Dag Haug and Nick Pharris suggested Andrew Sihler, New Comparative
Grammar of Greek and Latin, Oxford 1995, pp. 528-546.

John Koontz also suggested Meillet's book, and L.R. Palmer. Reprint
1988. The Latin Language. U of Oklahoma Press, Norman, Oklahoma.

Pius ten Hacken indicated me Aronoff's analysis: Aronoff, Mark
H. (1994), Morphology by Itself: Stems and Inflectional Classes,
Cambridge (Mass.): MIT Press.

The responses I received may be divided in two ''groups''. First, some
of them were about the diachrony of thematic vowels:

Remy Viredaz wrote a very interesting explanation: ''As for its
origin, a given Latin inflectional class or ''conjugation'' may have
various origins. For instance, -e:- (long e) of the second
conjugation can go back either to Late Proto-Indo-European *-e:- , a
fientive suffix (meaning the subject enters in a new state), or to
Late PIE *-eye- (alternating with *-eyo- depending on person and
number), a suffix that had itself two main functions: either an
intensive or iterative function (often no longer perceptible), or a
causative function (often no longer recognizable, because of semantic
change or/and because the basic verb may have disappeared). Latin
verbs in -a:- can go back to verbs with an athematic suffix Late PIE
*-a:- (factitive, e.g. novare 'to renew', from novus 'new'), or with a
double suffix *-a:-ye- / *-a:-yo- (denominatives from nouns in *-a:-),
or of still different types (e. g. ara:re 'to plow' from the root
Late-PIE *ar- ( y"'schwa'') + suffix *-ye-/*-yo- with no specific
value). (I write ''Late PIE'' meaning the stage after the
disappearance of the so-called laryngeals. At that stage the various
branches of the Indo-European family were already separate dialects.)
The function of Indo-European verbal suffixes cannot always be
recovered. For instance, the suffixes *-sk'e-/*-sk'o- or *-neu-/*-nu-
have largely different values in the different languages that still
have them.''

Dag Haug also explained me these etymologies:

''the Latin conjugations are ''historical accidents'' which reunite
historically different morphemes. Here is a short overview of the main
sources: The third conjugation represents the most productive way of
conjugating a verb in late Proto-Indo-European, with a short vowel
between the stem and the ending. The capio-type is a variant where the
alternating vowel e/o is preceded by a y - if the stem syllable is
long, the verb ends up in the fourth conjugation, like sentire. The
fourth conjugation also contain denominative verbs from nominal
i-stems, like finire to finis. The first conjugation contains
denominatives from nominal a-stems and later also o-stems. It also
contains factitives to adjectives, like novare to novus. In the second
conjugation, you find causatives and statives - these have fallen
together, since -eye- of the causatives gave a long e, which is the
inherited stative suffix.''

Finally, Hayim Sheynin sent me a message in Latin: ''Nescio
publicationes de vocalis thematicis in lingua Latina, sed censeo
vocales thematicae coniugationis primae et secundae (a et e) ante
earum grammaticalisationem indicatae substantiam transitivam fuerunt,
quondam vocales thematici coniugationis tertiae et quartae (brevis e
and i) substantiam intransitivam (sive transitivam non activam). Hic
est prima idea solo.''

With that, it is clear that Latin thematic vowels were full morphemes
(suffixes) in earlier periods, which indicated aspect, transitivity

The second group of responses was about the morpheme status of
thematic vowels. Frank Y. Gladney suggested that they are simply
buffers between morphemes: ''I think thematic vowels (and consonants)

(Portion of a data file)
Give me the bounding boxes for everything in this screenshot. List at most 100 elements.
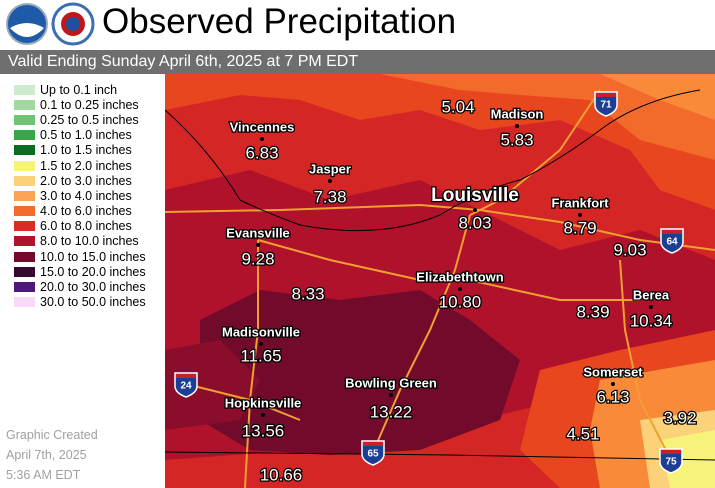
legend-swatch [14,190,35,201]
legend-swatch [14,175,35,186]
legend-swatch [14,84,35,95]
legend-item: 0.25 to 0.5 inches [14,112,146,127]
legend-label: 8.0 to 10.0 inches [40,234,139,249]
precip-value: 7.38 [313,187,346,206]
precip-value: 11.65 [240,346,281,365]
footer-line: Graphic Created [6,428,98,442]
precip-value: 8.03 [458,213,491,232]
title: Observed Precipitation [102,2,457,41]
city-name: Bowling Green [345,375,437,390]
legend-label: 1.5 to 2.0 inches [40,158,132,173]
legend-swatch [14,236,35,247]
legend-label: 0.25 to 0.5 inches [40,112,139,127]
legend-swatch [14,145,35,156]
city-dot [259,342,263,346]
city-dot [260,137,264,141]
legend-label: 3.0 to 4.0 inches [40,188,132,203]
city-dot [328,179,332,183]
legend-item: 1.5 to 2.0 inches [14,158,146,173]
legend-swatch [14,221,35,232]
precip-value: 8.79 [563,218,596,237]
legend-label: 6.0 to 8.0 inches [40,219,132,234]
interstate-number: 75 [665,457,677,468]
interstate-number: 65 [367,449,379,460]
city-dot [458,287,462,291]
legend-item: 15.0 to 20.0 inches [14,264,146,279]
precip-value: 13.56 [242,421,285,440]
legend-item: 8.0 to 10.0 inches [14,234,146,249]
precip-value: 9.03 [613,240,646,259]
legend-label: 10.0 to 15.0 inches [40,249,146,264]
interstate-band [661,450,681,454]
legend-swatch [14,130,35,141]
interstate-band [662,230,682,234]
interstate-shield [594,91,618,117]
interstate-number: 64 [666,237,678,248]
legend-label: 20.0 to 30.0 inches [40,280,146,295]
precip-value: 6.13 [596,387,629,406]
precip-value: 10.80 [439,292,482,311]
legend-item: 2.0 to 3.0 inches [14,173,146,188]
city-name: Louisville [431,185,519,206]
city-name: Madison [491,106,544,121]
legend-swatch [14,160,35,171]
legend-item: Up to 0.1 inch [14,82,146,97]
city-name: Hopkinsville [225,395,302,410]
interstate-band [176,374,196,378]
city-name: Somerset [583,364,643,379]
interstate-band [363,442,383,446]
subtitle-bar: Valid Ending Sunday April 6th, 2025 at 7… [0,50,715,74]
legend-item: 20.0 to 30.0 inches [14,279,146,294]
city-name: Evansville [226,225,290,240]
legend-label: 4.0 to 6.0 inches [40,204,132,219]
precip-value: 3.92 [663,408,696,427]
legend-item: 6.0 to 8.0 inches [14,219,146,234]
city-dot [473,208,477,212]
city-name: Frankfort [551,195,609,210]
legend-item: 1.0 to 1.5 inches [14,143,146,158]
legend-label: 0.1 to 0.25 inches [40,97,139,112]
precip-value: 9.28 [241,249,274,268]
legend-item: 4.0 to 6.0 inches [14,204,146,219]
legend-swatch [14,251,35,262]
interstate-shield [659,448,683,474]
interstate-number: 24 [180,381,192,392]
city-name: Berea [633,287,670,302]
city-name: Elizabethtown [416,269,503,284]
city-dot [649,305,653,309]
interstate-shield [361,440,385,466]
interstate-shield [660,228,684,254]
legend-item: 3.0 to 4.0 inches [14,188,146,203]
logos [6,2,95,46]
interstate-band [596,93,616,97]
interstate-shield [174,372,198,398]
interstate-number: 71 [600,100,612,111]
legend-item: 0.1 to 0.25 inches [14,97,146,112]
precip-value: 8.33 [291,284,324,303]
subtitle: Valid Ending Sunday April 6th, 2025 at 7… [8,53,359,70]
city-dot [256,243,260,247]
city-name: Jasper [309,161,351,176]
legend-label: 2.0 to 3.0 inches [40,173,132,188]
precip-value: 10.34 [630,311,673,330]
city-dot [261,413,265,417]
legend-label: 30.0 to 50.0 inches [40,295,146,310]
footer-line: 5:36 AM EDT [6,468,81,482]
footer-line: April 7th, 2025 [6,448,87,462]
precip-value: 5.04 [441,97,474,116]
legend-swatch [14,297,35,308]
city-dot [611,382,615,386]
precip-value: 8.39 [576,302,609,321]
precip-value: 10.66 [260,465,303,484]
labels: Vincennes 6.83 Jasper 7.38 Madison 5.83 Louisv… [174,91,698,486]
city-dot [578,213,582,217]
legend-swatch [14,282,35,293]
precip-value: 4.51 [566,424,599,443]
legend-swatch [14,206,35,217]
legend-label: 0.5 to 1.0 inches [40,128,132,143]
legend: Up to 0.1 inch 0.1 to 0.25 inches 0.25 to … [14,82,146,310]
legend-swatch [14,266,35,277]
precip-value: 5.83 [500,130,533,149]
legend-label: Up to 0.1 inch [40,82,118,97]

Job: Duplicate word for word the portion of the passage on Latin thematic vowels that opens with the words containing "Dag Haug and" and closes with "Press, Norman, Oklahoma.". The lines shown here were drawn from a separate source.

Answer to this problem:
Dag Haug and Nick Pharris suggested Andrew Sihler, New Comparative
Grammar of Greek and Latin, Oxford 1995, pp. 528-546.

John Koontz also suggested Meillet's book, and L.R. Palmer. Reprint
1988. The Latin Language. U of Oklahoma Press, Norman, Oklahoma.